▶ _EXERCISE AIM_:
Write out the lines below word for word, leaving out the pictures.

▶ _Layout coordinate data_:
— Start —

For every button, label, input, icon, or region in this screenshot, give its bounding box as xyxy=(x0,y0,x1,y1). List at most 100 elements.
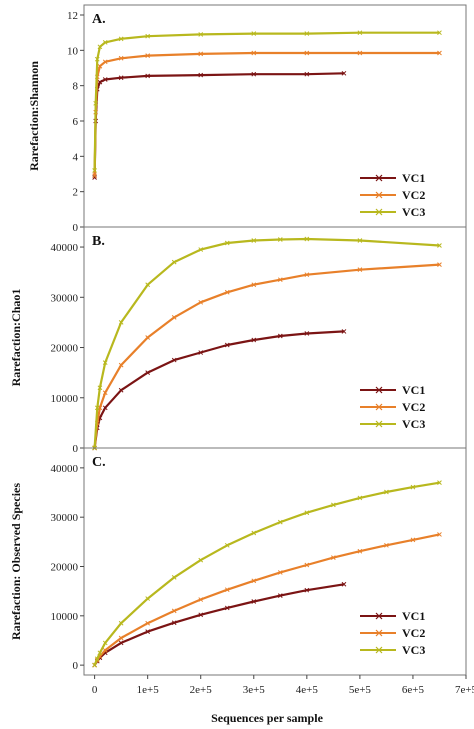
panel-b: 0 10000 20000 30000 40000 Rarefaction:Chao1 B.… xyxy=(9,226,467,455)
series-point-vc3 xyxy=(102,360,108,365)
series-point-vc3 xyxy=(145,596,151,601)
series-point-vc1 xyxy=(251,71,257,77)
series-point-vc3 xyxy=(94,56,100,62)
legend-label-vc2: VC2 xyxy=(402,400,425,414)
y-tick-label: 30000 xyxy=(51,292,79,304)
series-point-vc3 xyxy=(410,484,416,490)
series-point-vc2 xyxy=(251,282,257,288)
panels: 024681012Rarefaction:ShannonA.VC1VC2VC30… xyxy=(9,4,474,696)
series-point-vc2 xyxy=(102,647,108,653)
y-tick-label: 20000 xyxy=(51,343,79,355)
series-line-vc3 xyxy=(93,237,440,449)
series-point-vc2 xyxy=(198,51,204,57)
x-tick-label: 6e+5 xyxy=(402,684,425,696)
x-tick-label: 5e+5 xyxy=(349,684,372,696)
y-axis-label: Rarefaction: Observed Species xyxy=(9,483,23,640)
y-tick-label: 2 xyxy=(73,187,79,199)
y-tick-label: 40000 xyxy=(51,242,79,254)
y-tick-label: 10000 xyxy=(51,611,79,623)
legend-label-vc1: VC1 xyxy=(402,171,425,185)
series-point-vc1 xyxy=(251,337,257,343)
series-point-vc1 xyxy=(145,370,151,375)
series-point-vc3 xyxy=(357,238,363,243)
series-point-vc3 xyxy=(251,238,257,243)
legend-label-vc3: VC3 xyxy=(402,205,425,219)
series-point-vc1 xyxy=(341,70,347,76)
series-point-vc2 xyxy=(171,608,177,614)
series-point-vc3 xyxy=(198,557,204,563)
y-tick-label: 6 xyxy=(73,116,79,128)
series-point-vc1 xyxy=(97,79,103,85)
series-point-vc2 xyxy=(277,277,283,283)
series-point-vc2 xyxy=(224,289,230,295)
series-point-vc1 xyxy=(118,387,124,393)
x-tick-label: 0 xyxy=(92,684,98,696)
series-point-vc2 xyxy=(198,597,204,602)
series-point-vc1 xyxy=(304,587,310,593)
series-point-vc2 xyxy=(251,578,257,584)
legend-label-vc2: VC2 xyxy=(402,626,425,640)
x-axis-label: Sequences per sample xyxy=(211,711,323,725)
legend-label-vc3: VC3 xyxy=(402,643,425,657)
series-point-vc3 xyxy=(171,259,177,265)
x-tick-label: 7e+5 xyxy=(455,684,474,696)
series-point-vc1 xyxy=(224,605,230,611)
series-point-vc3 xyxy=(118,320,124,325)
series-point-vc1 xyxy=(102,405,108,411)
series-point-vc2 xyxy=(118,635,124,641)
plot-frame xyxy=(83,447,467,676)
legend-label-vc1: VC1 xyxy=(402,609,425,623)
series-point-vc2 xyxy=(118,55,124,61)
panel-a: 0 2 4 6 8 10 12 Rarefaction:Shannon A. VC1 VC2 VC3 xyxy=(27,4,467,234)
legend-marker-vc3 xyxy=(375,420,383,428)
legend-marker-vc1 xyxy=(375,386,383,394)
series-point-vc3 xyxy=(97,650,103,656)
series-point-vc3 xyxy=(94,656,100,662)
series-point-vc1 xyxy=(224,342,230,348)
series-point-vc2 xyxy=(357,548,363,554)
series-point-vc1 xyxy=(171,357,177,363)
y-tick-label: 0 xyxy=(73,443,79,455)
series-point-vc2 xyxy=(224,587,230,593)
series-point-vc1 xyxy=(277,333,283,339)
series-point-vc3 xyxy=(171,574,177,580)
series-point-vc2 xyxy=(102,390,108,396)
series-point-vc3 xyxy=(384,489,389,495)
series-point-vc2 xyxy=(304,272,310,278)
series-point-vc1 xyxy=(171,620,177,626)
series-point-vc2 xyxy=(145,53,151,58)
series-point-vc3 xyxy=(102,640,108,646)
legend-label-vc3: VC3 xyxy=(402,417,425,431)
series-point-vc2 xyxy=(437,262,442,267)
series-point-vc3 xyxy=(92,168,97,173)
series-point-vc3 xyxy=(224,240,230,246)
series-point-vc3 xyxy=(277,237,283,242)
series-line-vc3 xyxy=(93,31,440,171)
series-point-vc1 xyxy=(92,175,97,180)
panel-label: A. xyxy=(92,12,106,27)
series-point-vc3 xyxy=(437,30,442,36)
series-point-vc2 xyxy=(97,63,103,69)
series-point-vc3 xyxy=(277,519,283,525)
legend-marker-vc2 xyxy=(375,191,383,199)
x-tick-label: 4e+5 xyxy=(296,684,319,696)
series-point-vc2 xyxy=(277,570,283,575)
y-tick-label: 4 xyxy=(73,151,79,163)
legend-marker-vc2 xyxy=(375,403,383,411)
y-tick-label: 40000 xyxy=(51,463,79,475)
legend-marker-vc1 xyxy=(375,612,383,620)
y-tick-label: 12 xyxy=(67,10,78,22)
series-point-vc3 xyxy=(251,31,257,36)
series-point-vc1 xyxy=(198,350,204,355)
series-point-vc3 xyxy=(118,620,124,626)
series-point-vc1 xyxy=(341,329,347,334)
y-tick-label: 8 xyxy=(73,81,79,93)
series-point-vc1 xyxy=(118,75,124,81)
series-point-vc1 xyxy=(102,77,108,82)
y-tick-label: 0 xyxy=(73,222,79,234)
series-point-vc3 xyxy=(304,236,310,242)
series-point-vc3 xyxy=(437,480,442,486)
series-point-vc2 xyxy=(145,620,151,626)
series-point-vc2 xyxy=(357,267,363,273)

— End —

▶ _CORRECT RESULT_:
For every button, label, input, icon, or region in this screenshot, give its bounding box as xyxy=(x0,y0,x1,y1). List at most 100 elements.
panel-b: 0 10000 20000 30000 40000 Rarefaction:Chao1 B.… xyxy=(9,226,467,455)
series-point-vc3 xyxy=(102,360,108,365)
series-point-vc3 xyxy=(145,596,151,601)
series-point-vc1 xyxy=(251,71,257,77)
series-point-vc3 xyxy=(94,56,100,62)
legend-label-vc2: VC2 xyxy=(402,400,425,414)
y-tick-label: 30000 xyxy=(51,292,79,304)
series-point-vc3 xyxy=(410,484,416,490)
series-point-vc2 xyxy=(251,282,257,288)
panels: 024681012Rarefaction:ShannonA.VC1VC2VC30… xyxy=(9,4,474,696)
series-point-vc2 xyxy=(102,647,108,653)
y-tick-label: 20000 xyxy=(51,343,79,355)
series-line-vc3 xyxy=(93,237,440,449)
series-point-vc2 xyxy=(198,51,204,57)
x-tick-label: 6e+5 xyxy=(402,684,425,696)
x-tick-label: 5e+5 xyxy=(349,684,372,696)
y-axis-label: Rarefaction: Observed Species xyxy=(9,483,23,640)
y-tick-label: 2 xyxy=(73,187,79,199)
y-tick-label: 40000 xyxy=(51,242,79,254)
y-tick-label: 10000 xyxy=(51,611,79,623)
legend-label-vc1: VC1 xyxy=(402,171,425,185)
series-point-vc1 xyxy=(251,337,257,343)
series-point-vc1 xyxy=(145,370,151,375)
series-point-vc3 xyxy=(357,238,363,243)
series-point-vc3 xyxy=(251,238,257,243)
legend-label-vc3: VC3 xyxy=(402,205,425,219)
series-point-vc1 xyxy=(341,70,347,76)
series-point-vc2 xyxy=(171,608,177,614)
series-point-vc3 xyxy=(198,557,204,563)
y-tick-label: 6 xyxy=(73,116,79,128)
series-point-vc1 xyxy=(97,79,103,85)
series-point-vc2 xyxy=(277,277,283,283)
series-point-vc2 xyxy=(224,289,230,295)
series-point-vc1 xyxy=(118,387,124,393)
x-tick-label: 0 xyxy=(92,684,98,696)
series-point-vc2 xyxy=(198,597,204,602)
series-point-vc1 xyxy=(304,587,310,593)
series-point-vc2 xyxy=(251,578,257,584)
legend-label-vc2: VC2 xyxy=(402,626,425,640)
x-axis-label: Sequences per sample xyxy=(211,711,323,725)
legend-label-vc3: VC3 xyxy=(402,643,425,657)
series-point-vc3 xyxy=(171,259,177,265)
x-tick-label: 7e+5 xyxy=(455,684,474,696)
series-point-vc1 xyxy=(224,605,230,611)
series-point-vc3 xyxy=(118,320,124,325)
series-point-vc1 xyxy=(102,405,108,411)
series-point-vc2 xyxy=(118,635,124,641)
plot-frame xyxy=(83,447,467,676)
legend-label-vc1: VC1 xyxy=(402,609,425,623)
series-point-vc2 xyxy=(118,55,124,61)
panel-a: 0 2 4 6 8 10 12 Rarefaction:Shannon A. VC1 VC2 VC3 xyxy=(27,4,467,234)
legend-marker-vc3 xyxy=(375,420,383,428)
legend-marker-vc1 xyxy=(375,386,383,394)
series-point-vc3 xyxy=(97,650,103,656)
series-point-vc3 xyxy=(94,656,100,662)
series-point-vc1 xyxy=(224,342,230,348)
series-point-vc2 xyxy=(357,548,363,554)
series-point-vc1 xyxy=(171,357,177,363)
y-tick-label: 0 xyxy=(73,443,79,455)
series-point-vc2 xyxy=(224,587,230,593)
series-point-vc1 xyxy=(277,333,283,339)
series-point-vc3 xyxy=(171,574,177,580)
series-point-vc2 xyxy=(102,390,108,396)
series-point-vc3 xyxy=(384,489,389,495)
series-point-vc2 xyxy=(304,272,310,278)
series-point-vc1 xyxy=(171,620,177,626)
series-point-vc2 xyxy=(145,53,151,58)
series-point-vc3 xyxy=(102,640,108,646)
legend-label-vc3: VC3 xyxy=(402,417,425,431)
series-point-vc2 xyxy=(437,262,442,267)
series-point-vc3 xyxy=(92,168,97,173)
series-point-vc3 xyxy=(224,240,230,246)
series-point-vc3 xyxy=(277,237,283,242)
series-line-vc3 xyxy=(93,31,440,171)
series-point-vc1 xyxy=(92,175,97,180)
panel-label: A. xyxy=(92,12,106,27)
series-point-vc3 xyxy=(437,30,442,36)
series-point-vc2 xyxy=(97,63,103,69)
series-point-vc3 xyxy=(277,519,283,525)
legend-marker-vc2 xyxy=(375,191,383,199)
x-tick-label: 4e+5 xyxy=(296,684,319,696)
series-point-vc2 xyxy=(277,570,283,575)
y-tick-label: 4 xyxy=(73,151,79,163)
legend-marker-vc2 xyxy=(375,403,383,411)
y-tick-label: 40000 xyxy=(51,463,79,475)
legend-marker-vc1 xyxy=(375,612,383,620)
y-tick-label: 12 xyxy=(67,10,78,22)
series-point-vc3 xyxy=(251,31,257,36)
series-point-vc1 xyxy=(198,350,204,355)
series-point-vc3 xyxy=(118,620,124,626)
series-point-vc1 xyxy=(341,329,347,334)
y-tick-label: 8 xyxy=(73,81,79,93)
series-point-vc1 xyxy=(118,75,124,81)
series-point-vc1 xyxy=(102,77,108,82)
y-tick-label: 0 xyxy=(73,222,79,234)
series-point-vc3 xyxy=(304,236,310,242)
series-point-vc3 xyxy=(437,480,442,486)
series-point-vc2 xyxy=(145,620,151,626)
series-point-vc2 xyxy=(357,267,363,273)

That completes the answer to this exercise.